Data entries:
-=-=-=-=-

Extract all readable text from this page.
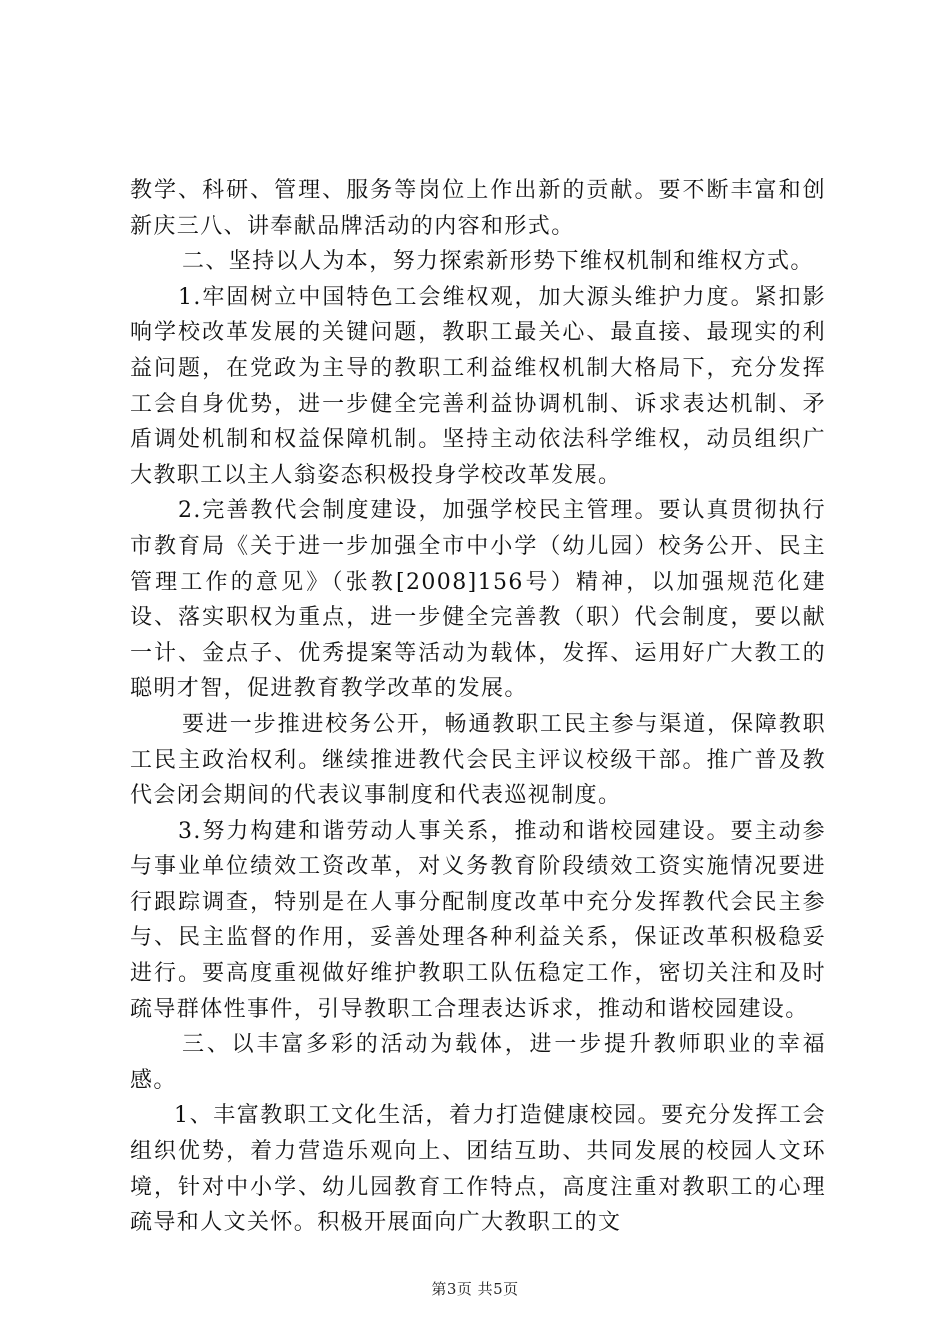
教学、科研、管理、服务等岗位上作出新的贡献。要不断丰富和创新庆三八、讲奉献品牌活动的内容和形式。

二、坚持以人为本，努力探索新形势下维权机制和维权方式。

1.牢固树立中国特色工会维权观，加大源头维护力度。紧扣影响学校改革发展的关键问题，教职工最关心、最直接、最现实的利益问题，在党政为主导的教职工利益维权机制大格局下，充分发挥工会自身优势，进一步健全完善利益协调机制、诉求表达机制、矛盾调处机制和权益保障机制。坚持主动依法科学维权，动员组织广大教职工以主人翁姿态积极投身学校改革发展。

2.完善教代会制度建设，加强学校民主管理。要认真贯彻执行市教育局《关于进一步加强全市中小学（幼儿园）校务公开、民主管理工作的意见》（张教[2008]156号）精神，以加强规范化建设、落实职权为重点，进一步健全完善教（职）代会制度，要以献一计、金点子、优秀提案等活动为载体，发挥、运用好广大教工的聪明才智，促进教育教学改革的发展。

要进一步推进校务公开，畅通教职工民主参与渠道，保障教职工民主政治权利。继续推进教代会民主评议校级干部。推广普及教代会闭会期间的代表议事制度和代表巡视制度。

3.努力构建和谐劳动人事关系，推动和谐校园建设。要主动参与事业单位绩效工资改革，对义务教育阶段绩效工资实施情况要进行跟踪调查，特别是在人事分配制度改革中充分发挥教代会民主参与、民主监督的作用，妥善处理各种利益关系，保证改革积极稳妥进行。要高度重视做好维护教职工队伍稳定工作，密切关注和及时疏导群体性事件，引导教职工合理表达诉求，推动和谐校园建设。

三、以丰富多彩的活动为载体，进一步提升教师职业的幸福感。

1、丰富教职工文化生活，着力打造健康校园。要充分发挥工会组织优势，着力营造乐观向上、团结互助、共同发展的校园人文环境，针对中小学、幼儿园教育工作特点，高度注重对教职工的心理疏导和人文关怀。积极开展面向广大教职工的文

第3页 共5页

-=-=-=-=-

- Task to carry out -
Reproduce every entry word for word, but omit the pictures.

- Answer below -
Extract all readable text from this page.
教学、科研、管理、服务等岗位上作出新的贡献。要不断丰富和创新庆三八、讲奉献品牌活动的内容和形式。

二、坚持以人为本，努力探索新形势下维权机制和维权方式。

1.牢固树立中国特色工会维权观，加大源头维护力度。紧扣影响学校改革发展的关键问题，教职工最关心、最直接、最现实的利益问题，在党政为主导的教职工利益维权机制大格局下，充分发挥工会自身优势，进一步健全完善利益协调机制、诉求表达机制、矛盾调处机制和权益保障机制。坚持主动依法科学维权，动员组织广大教职工以主人翁姿态积极投身学校改革发展。

2.完善教代会制度建设，加强学校民主管理。要认真贯彻执行市教育局《关于进一步加强全市中小学（幼儿园）校务公开、民主管理工作的意见》（张教[2008]156号）精神，以加强规范化建设、落实职权为重点，进一步健全完善教（职）代会制度，要以献一计、金点子、优秀提案等活动为载体，发挥、运用好广大教工的聪明才智，促进教育教学改革的发展。

要进一步推进校务公开，畅通教职工民主参与渠道，保障教职工民主政治权利。继续推进教代会民主评议校级干部。推广普及教代会闭会期间的代表议事制度和代表巡视制度。

3.努力构建和谐劳动人事关系，推动和谐校园建设。要主动参与事业单位绩效工资改革，对义务教育阶段绩效工资实施情况要进行跟踪调查，特别是在人事分配制度改革中充分发挥教代会民主参与、民主监督的作用，妥善处理各种利益关系，保证改革积极稳妥进行。要高度重视做好维护教职工队伍稳定工作，密切关注和及时疏导群体性事件，引导教职工合理表达诉求，推动和谐校园建设。

三、以丰富多彩的活动为载体，进一步提升教师职业的幸福感。

1、丰富教职工文化生活，着力打造健康校园。要充分发挥工会组织优势，着力营造乐观向上、团结互助、共同发展的校园人文环境，针对中小学、幼儿园教育工作特点，高度注重对教职工的心理疏导和人文关怀。积极开展面向广大教职工的文

第3页 共5页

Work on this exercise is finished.